Data items
☆ ☆ ☆

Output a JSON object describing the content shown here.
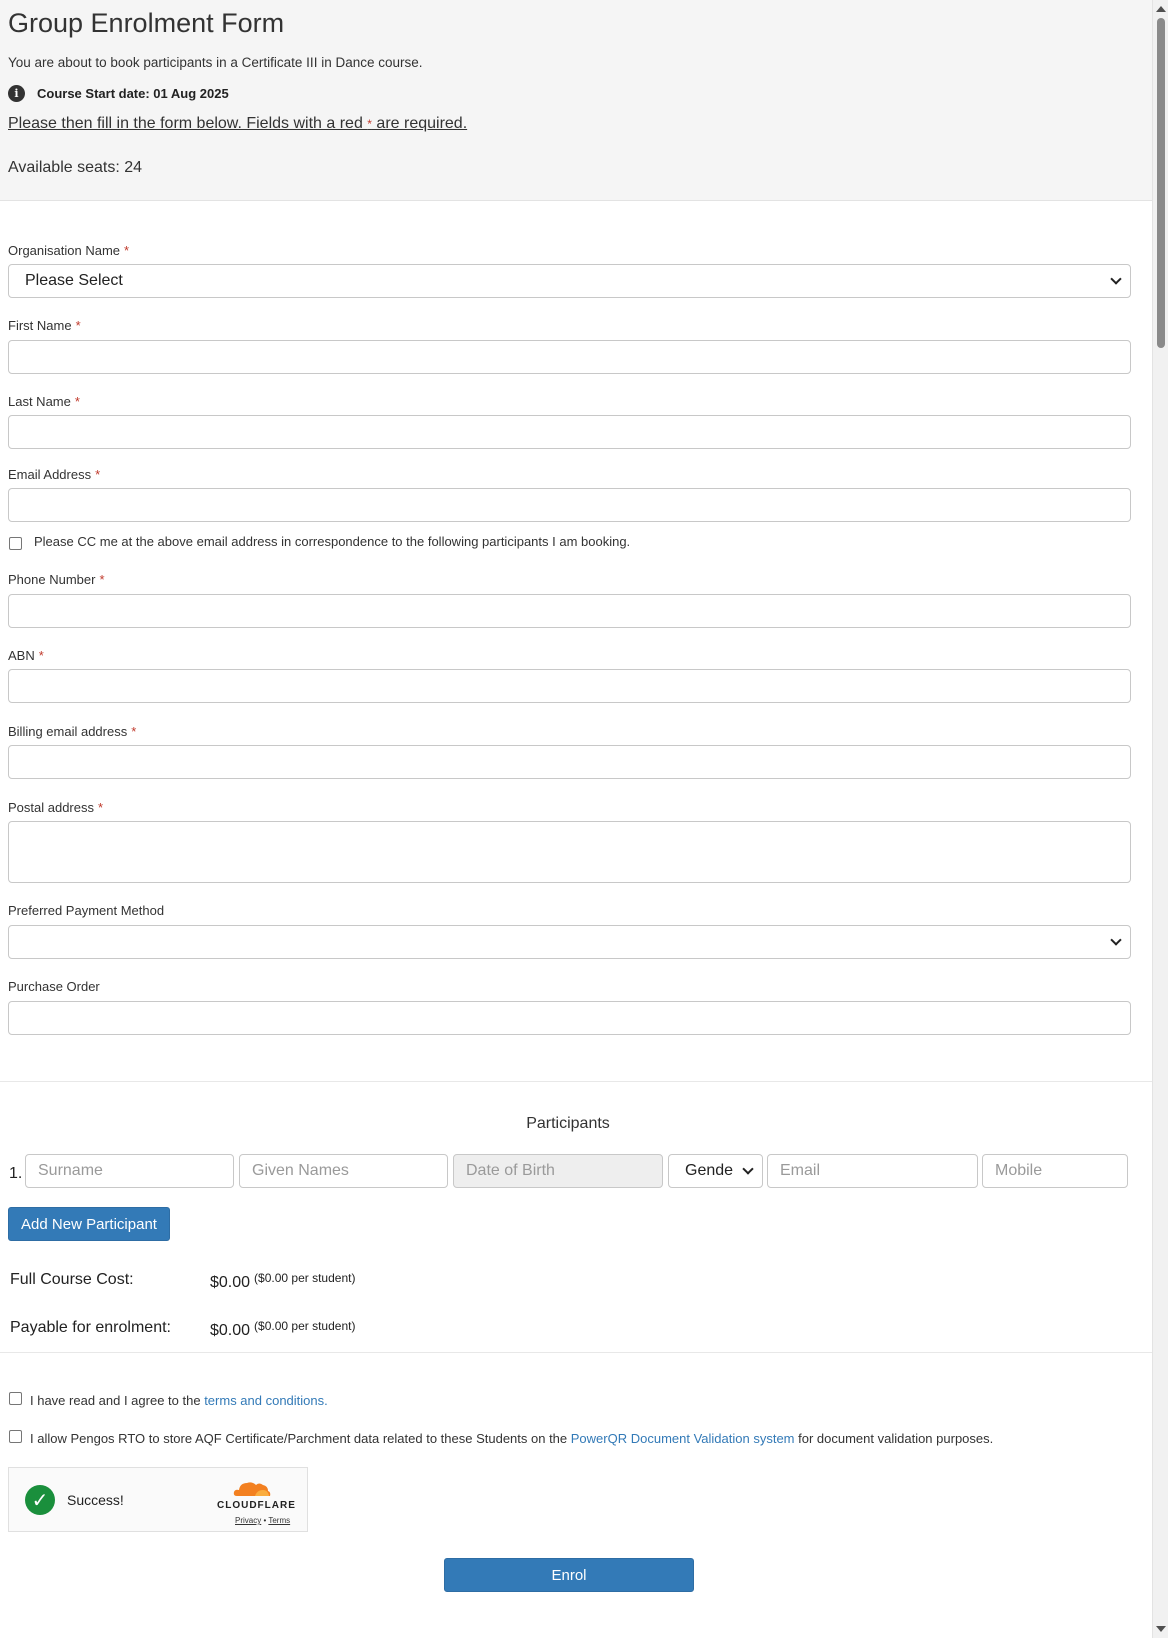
{
  "header": {
    "title": "Group Enrolment Form",
    "intro": "You are about to book participants in a Certificate III in Dance course.",
    "info_icon": "info-icon",
    "start_date": "Course Start date: 01 Aug 2025",
    "instructions_pre": "Please then fill in the form below. Fields with a red ",
    "required_star": "*",
    "instructions_post": " are required.",
    "available_seats": "Available seats: 24"
  },
  "form": {
    "required_star": "*",
    "organisation": {
      "label": "Organisation Name",
      "selected": "Please Select"
    },
    "first_name": {
      "label": "First Name",
      "value": ""
    },
    "last_name": {
      "label": "Last Name",
      "value": ""
    },
    "email": {
      "label": "Email Address",
      "value": ""
    },
    "cc_me": {
      "label": "Please CC me at the above email address in correspondence to the following participants I am booking.",
      "checked": false
    },
    "phone": {
      "label": "Phone Number",
      "value": ""
    },
    "abn": {
      "label": "ABN",
      "value": ""
    },
    "billing_email": {
      "label": "Billing email address",
      "value": ""
    },
    "postal_address": {
      "label": "Postal address",
      "value": ""
    },
    "payment_method": {
      "label": "Preferred Payment Method",
      "selected": ""
    },
    "purchase_order": {
      "label": "Purchase Order",
      "value": ""
    }
  },
  "participants": {
    "title": "Participants",
    "rows": [
      {
        "number": "1.",
        "surname_placeholder": "Surname",
        "given_names_placeholder": "Given Names",
        "dob_placeholder": "Date of Birth",
        "gender_selected": "Gende",
        "email_placeholder": "Email",
        "mobile_placeholder": "Mobile"
      }
    ],
    "add_button": "Add New Participant"
  },
  "costs": {
    "full_label": "Full Course Cost:",
    "full_value": "$0.00",
    "full_per": "($0.00 per student)",
    "payable_label": "Payable for enrolment:",
    "payable_value": "$0.00",
    "payable_per": "($0.00 per student)"
  },
  "agreements": {
    "terms_pre": "I have read and I agree to the ",
    "terms_link": "terms and conditions.",
    "aqf_pre": "I allow Pengos RTO to store AQF Certificate/Parchment data related to these Students on the ",
    "aqf_link": "PowerQR Document Validation system",
    "aqf_post": " for document validation purposes."
  },
  "captcha": {
    "status": "Success!",
    "brand": "CLOUDFLARE",
    "privacy": "Privacy",
    "separator": " • ",
    "terms": "Terms"
  },
  "submit": {
    "label": "Enrol"
  },
  "colors": {
    "primary": "#337ab7",
    "required": "#c0392b",
    "success": "#1a8f3c",
    "cloudflare": "#f38020"
  }
}
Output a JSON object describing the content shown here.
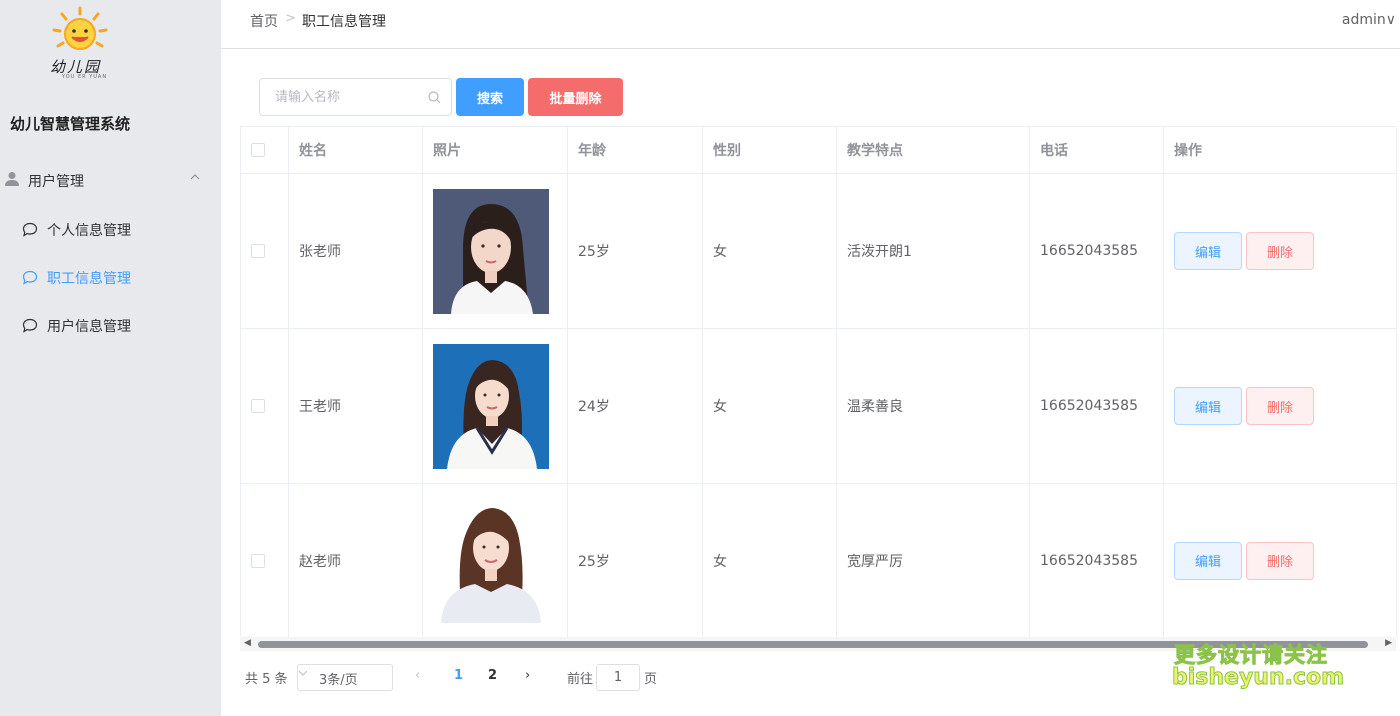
{
  "sidebar": {
    "logo_text": "幼儿园",
    "logo_sub": "YOU ER YUAN",
    "system_title": "幼儿智慧管理系统",
    "group_label": "用户管理",
    "items": [
      {
        "label": "个人信息管理",
        "active": false
      },
      {
        "label": "职工信息管理",
        "active": true
      },
      {
        "label": "用户信息管理",
        "active": false
      }
    ]
  },
  "header": {
    "breadcrumb_home": "首页",
    "breadcrumb_sep": ">",
    "breadcrumb_current": "职工信息管理",
    "user": "admin∨"
  },
  "toolbar": {
    "search_placeholder": "请输入名称",
    "search_label": "搜索",
    "batch_delete_label": "批量删除"
  },
  "table": {
    "headers": [
      "姓名",
      "照片",
      "年龄",
      "性别",
      "教学特点",
      "电话",
      "操作"
    ],
    "rows": [
      {
        "name": "张老师",
        "age": "25岁",
        "gender": "女",
        "feature": "活泼开朗1",
        "phone": "16652043585"
      },
      {
        "name": "王老师",
        "age": "24岁",
        "gender": "女",
        "feature": "温柔善良",
        "phone": "16652043585"
      },
      {
        "name": "赵老师",
        "age": "25岁",
        "gender": "女",
        "feature": "宽厚严厉",
        "phone": "16652043585"
      }
    ],
    "edit_label": "编辑",
    "delete_label": "删除"
  },
  "pagination": {
    "total": "共 5 条",
    "page_size": "3条/页",
    "prev": "‹",
    "pages": [
      "1",
      "2"
    ],
    "next": "›",
    "goto_label": "前往",
    "goto_value": "1",
    "page_suffix": "页"
  },
  "watermark": {
    "line1": "更多设计请关注",
    "line2": "bisheyun.com"
  },
  "colors": {
    "primary": "#409eff",
    "danger": "#f56c6c",
    "sidebar_bg": "#e8e9ec"
  }
}
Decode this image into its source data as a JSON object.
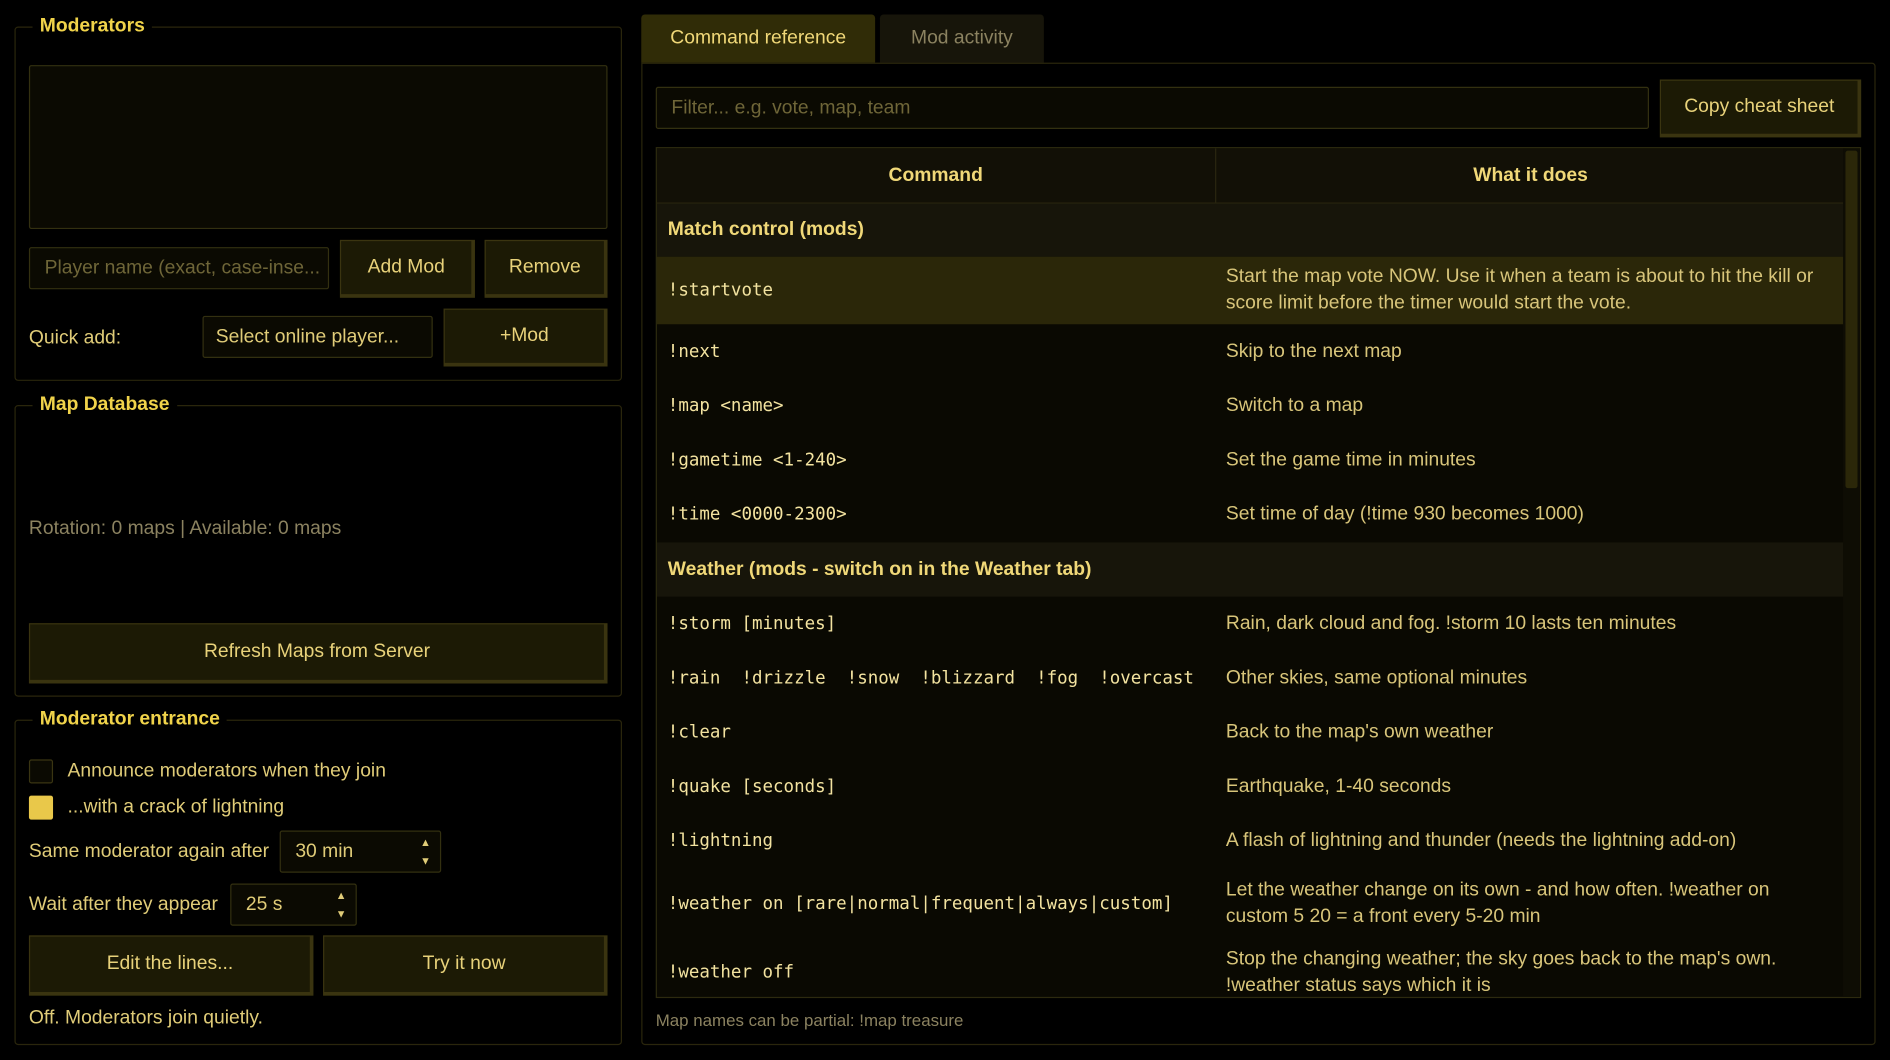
{
  "moderators": {
    "title": "Moderators",
    "player_placeholder": "Player name (exact, case-inse...",
    "add_label": "Add Mod",
    "remove_label": "Remove",
    "quick_add_label": "Quick add:",
    "select_placeholder": "Select online player...",
    "plus_mod_label": "+Mod"
  },
  "map_database": {
    "title": "Map Database",
    "status": "Rotation: 0 maps | Available: 0 maps",
    "refresh_label": "Refresh Maps from Server"
  },
  "entrance": {
    "title": "Moderator entrance",
    "announce_label": "Announce moderators when they join",
    "announce_checked": false,
    "lightning_label": "...with a crack of lightning",
    "lightning_checked": true,
    "same_mod_label": "Same moderator again after",
    "same_mod_value": "30 min",
    "wait_label": "Wait after they appear",
    "wait_value": "25 s",
    "edit_label": "Edit the lines...",
    "try_label": "Try it now",
    "status": "Off. Moderators join quietly."
  },
  "tabs": [
    {
      "label": "Command reference",
      "active": true
    },
    {
      "label": "Mod activity",
      "active": false
    }
  ],
  "reference": {
    "filter_placeholder": "Filter... e.g. vote, map, team",
    "copy_label": "Copy cheat sheet",
    "col_command": "Command",
    "col_desc": "What it does",
    "sections": [
      {
        "title": "Match control (mods)"
      },
      {
        "title": "Weather (mods - switch on in the Weather tab)"
      }
    ],
    "rows": [
      {
        "cmd": "!startvote",
        "desc": "Start the map vote NOW. Use it when a team is about to hit the kill or score limit before the timer would start the vote."
      },
      {
        "cmd": "!next",
        "desc": "Skip to the next map"
      },
      {
        "cmd": "!map <name>",
        "desc": "Switch to a map"
      },
      {
        "cmd": "!gametime <1-240>",
        "desc": "Set the game time in minutes"
      },
      {
        "cmd": "!time <0000-2300>",
        "desc": "Set time of day (!time 930 becomes 1000)"
      },
      {
        "cmd": "!storm [minutes]",
        "desc": "Rain, dark cloud and fog. !storm 10 lasts ten minutes"
      },
      {
        "cmd": "!rain  !drizzle  !snow  !blizzard  !fog  !overcast",
        "desc": "Other skies, same optional minutes"
      },
      {
        "cmd": "!clear",
        "desc": "Back to the map's own weather"
      },
      {
        "cmd": "!quake [seconds]",
        "desc": "Earthquake, 1-40 seconds"
      },
      {
        "cmd": "!lightning",
        "desc": "A flash of lightning and thunder (needs the lightning add-on)"
      },
      {
        "cmd": "!weather on [rare|normal|frequent|always|custom]",
        "desc": "Let the weather change on its own - and how often. !weather on custom 5 20 = a front every 5-20 min"
      },
      {
        "cmd": "!weather off",
        "desc": "Stop the changing weather; the sky goes back to the map's own. !weather status says which it is"
      }
    ],
    "footer": "Map names can be partial: !map treasure"
  }
}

☆ ☆ ☆

> [What is needed]
Print the whole listing above once more, word for word, without its pictures.

> [Written response]
Output a JSON object describing the content shown here.
{
  "header": {
    "title": "Group Enrolment Form",
    "intro": "You are about to book participants in a Certificate III in Dance course.",
    "info_icon": "info-icon",
    "start_date": "Course Start date: 01 Aug 2025",
    "instructions_pre": "Please then fill in the form below. Fields with a red ",
    "required_star": "*",
    "instructions_post": " are required.",
    "available_seats": "Available seats: 24"
  },
  "form": {
    "required_star": "*",
    "organisation": {
      "label": "Organisation Name",
      "selected": "Please Select"
    },
    "first_name": {
      "label": "First Name",
      "value": ""
    },
    "last_name": {
      "label": "Last Name",
      "value": ""
    },
    "email": {
      "label": "Email Address",
      "value": ""
    },
    "cc_me": {
      "label": "Please CC me at the above email address in correspondence to the following participants I am booking.",
      "checked": false
    },
    "phone": {
      "label": "Phone Number",
      "value": ""
    },
    "abn": {
      "label": "ABN",
      "value": ""
    },
    "billing_email": {
      "label": "Billing email address",
      "value": ""
    },
    "postal_address": {
      "label": "Postal address",
      "value": ""
    },
    "payment_method": {
      "label": "Preferred Payment Method",
      "selected": ""
    },
    "purchase_order": {
      "label": "Purchase Order",
      "value": ""
    }
  },
  "participants": {
    "title": "Participants",
    "rows": [
      {
        "number": "1.",
        "surname_placeholder": "Surname",
        "given_names_placeholder": "Given Names",
        "dob_placeholder": "Date of Birth",
        "gender_selected": "Gende",
        "email_placeholder": "Email",
        "mobile_placeholder": "Mobile"
      }
    ],
    "add_button": "Add New Participant"
  },
  "costs": {
    "full_label": "Full Course Cost:",
    "full_value": "$0.00",
    "full_per": "($0.00 per student)",
    "payable_label": "Payable for enrolment:",
    "payable_value": "$0.00",
    "payable_per": "($0.00 per student)"
  },
  "agreements": {
    "terms_pre": "I have read and I agree to the ",
    "terms_link": "terms and conditions.",
    "aqf_pre": "I allow Pengos RTO to store AQF Certificate/Parchment data related to these Students on the ",
    "aqf_link": "PowerQR Document Validation system",
    "aqf_post": " for document validation purposes."
  },
  "captcha": {
    "status": "Success!",
    "brand": "CLOUDFLARE",
    "privacy": "Privacy",
    "separator": " • ",
    "terms": "Terms"
  },
  "submit": {
    "label": "Enrol"
  },
  "colors": {
    "primary": "#337ab7",
    "required": "#c0392b",
    "success": "#1a8f3c",
    "cloudflare": "#f38020"
  }
}
Output a JSON object describing the content shown here.
{
  "sidebar": {
    "logo_text": "幼儿园",
    "logo_sub": "YOU ER YUAN",
    "system_title": "幼儿智慧管理系统",
    "group_label": "用户管理",
    "items": [
      {
        "label": "个人信息管理",
        "active": false
      },
      {
        "label": "职工信息管理",
        "active": true
      },
      {
        "label": "用户信息管理",
        "active": false
      }
    ]
  },
  "header": {
    "breadcrumb_home": "首页",
    "breadcrumb_sep": ">",
    "breadcrumb_current": "职工信息管理",
    "user": "admin∨"
  },
  "toolbar": {
    "search_placeholder": "请输入名称",
    "search_label": "搜索",
    "batch_delete_label": "批量删除"
  },
  "table": {
    "headers": [
      "姓名",
      "照片",
      "年龄",
      "性别",
      "教学特点",
      "电话",
      "操作"
    ],
    "rows": [
      {
        "name": "张老师",
        "age": "25岁",
        "gender": "女",
        "feature": "活泼开朗1",
        "phone": "16652043585"
      },
      {
        "name": "王老师",
        "age": "24岁",
        "gender": "女",
        "feature": "温柔善良",
        "phone": "16652043585"
      },
      {
        "name": "赵老师",
        "age": "25岁",
        "gender": "女",
        "feature": "宽厚严厉",
        "phone": "16652043585"
      }
    ],
    "edit_label": "编辑",
    "delete_label": "删除"
  },
  "pagination": {
    "total": "共 5 条",
    "page_size": "3条/页",
    "prev": "‹",
    "pages": [
      "1",
      "2"
    ],
    "next": "›",
    "goto_label": "前往",
    "goto_value": "1",
    "page_suffix": "页"
  },
  "watermark": {
    "line1": "更多设计请关注",
    "line2": "bisheyun.com"
  },
  "colors": {
    "primary": "#409eff",
    "danger": "#f56c6c",
    "sidebar_bg": "#e8e9ec"
  }
}
Decode this image into its source data as a JSON object.
{
  "moderators": {
    "title": "Moderators",
    "player_placeholder": "Player name (exact, case-inse...",
    "add_label": "Add Mod",
    "remove_label": "Remove",
    "quick_add_label": "Quick add:",
    "select_placeholder": "Select online player...",
    "plus_mod_label": "+Mod"
  },
  "map_database": {
    "title": "Map Database",
    "status": "Rotation: 0 maps | Available: 0 maps",
    "refresh_label": "Refresh Maps from Server"
  },
  "entrance": {
    "title": "Moderator entrance",
    "announce_label": "Announce moderators when they join",
    "announce_checked": false,
    "lightning_label": "...with a crack of lightning",
    "lightning_checked": true,
    "same_mod_label": "Same moderator again after",
    "same_mod_value": "30 min",
    "wait_label": "Wait after they appear",
    "wait_value": "25 s",
    "edit_label": "Edit the lines...",
    "try_label": "Try it now",
    "status": "Off. Moderators join quietly."
  },
  "tabs": [
    {
      "label": "Command reference",
      "active": true
    },
    {
      "label": "Mod activity",
      "active": false
    }
  ],
  "reference": {
    "filter_placeholder": "Filter... e.g. vote, map, team",
    "copy_label": "Copy cheat sheet",
    "col_command": "Command",
    "col_desc": "What it does",
    "sections": [
      {
        "title": "Match control (mods)"
      },
      {
        "title": "Weather (mods - switch on in the Weather tab)"
      }
    ],
    "rows": [
      {
        "cmd": "!startvote",
        "desc": "Start the map vote NOW. Use it when a team is about to hit the kill or score limit before the timer would start the vote."
      },
      {
        "cmd": "!next",
        "desc": "Skip to the next map"
      },
      {
        "cmd": "!map <name>",
        "desc": "Switch to a map"
      },
      {
        "cmd": "!gametime <1-240>",
        "desc": "Set the game time in minutes"
      },
      {
        "cmd": "!time <0000-2300>",
        "desc": "Set time of day (!time 930 becomes 1000)"
      },
      {
        "cmd": "!storm [minutes]",
        "desc": "Rain, dark cloud and fog. !storm 10 lasts ten minutes"
      },
      {
        "cmd": "!rain  !drizzle  !snow  !blizzard  !fog  !overcast",
        "desc": "Other skies, same optional minutes"
      },
      {
        "cmd": "!clear",
        "desc": "Back to the map's own weather"
      },
      {
        "cmd": "!quake [seconds]",
        "desc": "Earthquake, 1-40 seconds"
      },
      {
        "cmd": "!lightning",
        "desc": "A flash of lightning and thunder (needs the lightning add-on)"
      },
      {
        "cmd": "!weather on [rare|normal|frequent|always|custom]",
        "desc": "Let the weather change on its own - and how often. !weather on custom 5 20 = a front every 5-20 min"
      },
      {
        "cmd": "!weather off",
        "desc": "Stop the changing weather; the sky goes back to the map's own. !weather status says which it is"
      }
    ],
    "footer": "Map names can be partial: !map treasure"
  }
}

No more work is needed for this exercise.